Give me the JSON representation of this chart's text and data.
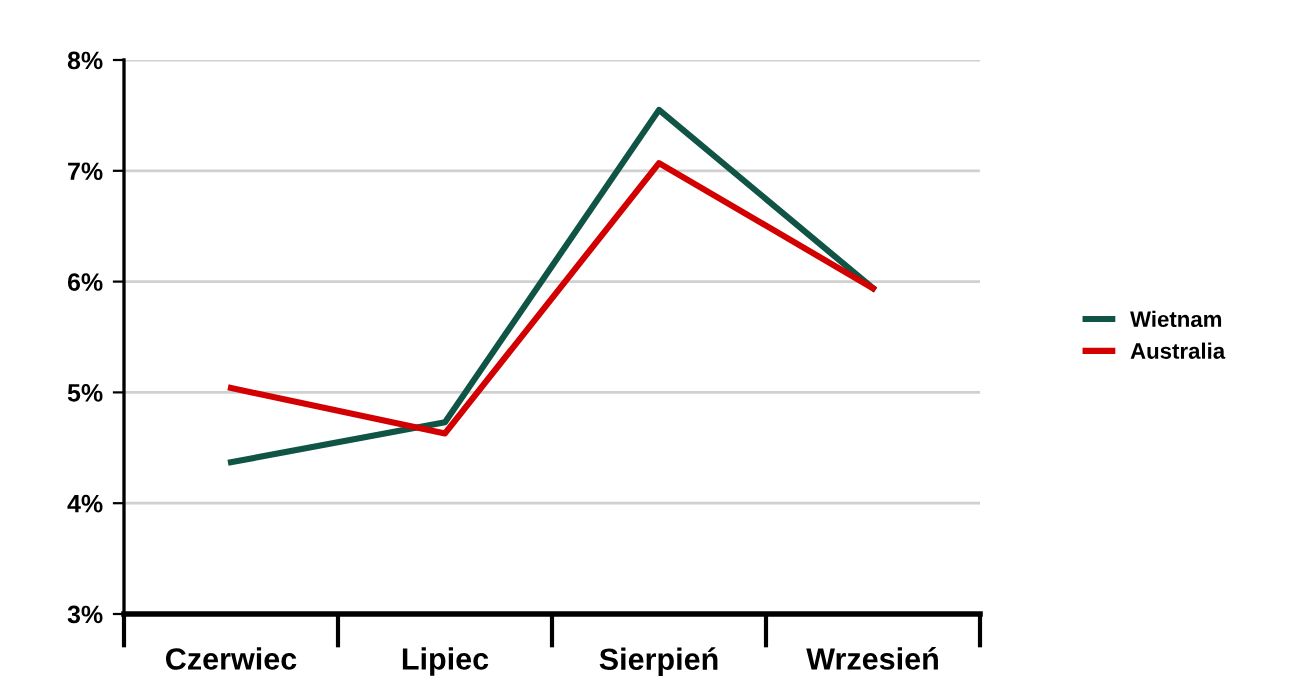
{
  "chart_data": {
    "type": "line",
    "categories": [
      "Czerwiec",
      "Lipiec",
      "Sierpień",
      "Wrzesień"
    ],
    "series": [
      {
        "name": "Wietnam",
        "color": "#0f5444",
        "values": [
          4.37,
          4.73,
          7.55,
          5.94
        ]
      },
      {
        "name": "Australia",
        "color": "#d20000",
        "values": [
          5.04,
          4.63,
          7.07,
          5.94
        ]
      }
    ],
    "ylim": [
      3,
      8
    ],
    "yticks": [
      {
        "value": 3,
        "label": "3%"
      },
      {
        "value": 4,
        "label": "4%"
      },
      {
        "value": 5,
        "label": "5%"
      },
      {
        "value": 6,
        "label": "6%"
      },
      {
        "value": 7,
        "label": "7%"
      },
      {
        "value": 8,
        "label": "8%"
      }
    ],
    "grid": "y",
    "legend": "right",
    "marker": "none",
    "line_style": "solid"
  }
}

-----

### Aim of the task
Without the pictures, copy the material exactly as given.

### Full answer
Give me the JSON representation of this chart's text and data.
{
  "chart_data": {
    "type": "line",
    "categories": [
      "Czerwiec",
      "Lipiec",
      "Sierpień",
      "Wrzesień"
    ],
    "series": [
      {
        "name": "Wietnam",
        "color": "#0f5444",
        "values": [
          4.37,
          4.73,
          7.55,
          5.94
        ]
      },
      {
        "name": "Australia",
        "color": "#d20000",
        "values": [
          5.04,
          4.63,
          7.07,
          5.94
        ]
      }
    ],
    "ylim": [
      3,
      8
    ],
    "yticks": [
      {
        "value": 3,
        "label": "3%"
      },
      {
        "value": 4,
        "label": "4%"
      },
      {
        "value": 5,
        "label": "5%"
      },
      {
        "value": 6,
        "label": "6%"
      },
      {
        "value": 7,
        "label": "7%"
      },
      {
        "value": 8,
        "label": "8%"
      }
    ],
    "grid": "y",
    "legend": "right",
    "marker": "none",
    "line_style": "solid"
  }
}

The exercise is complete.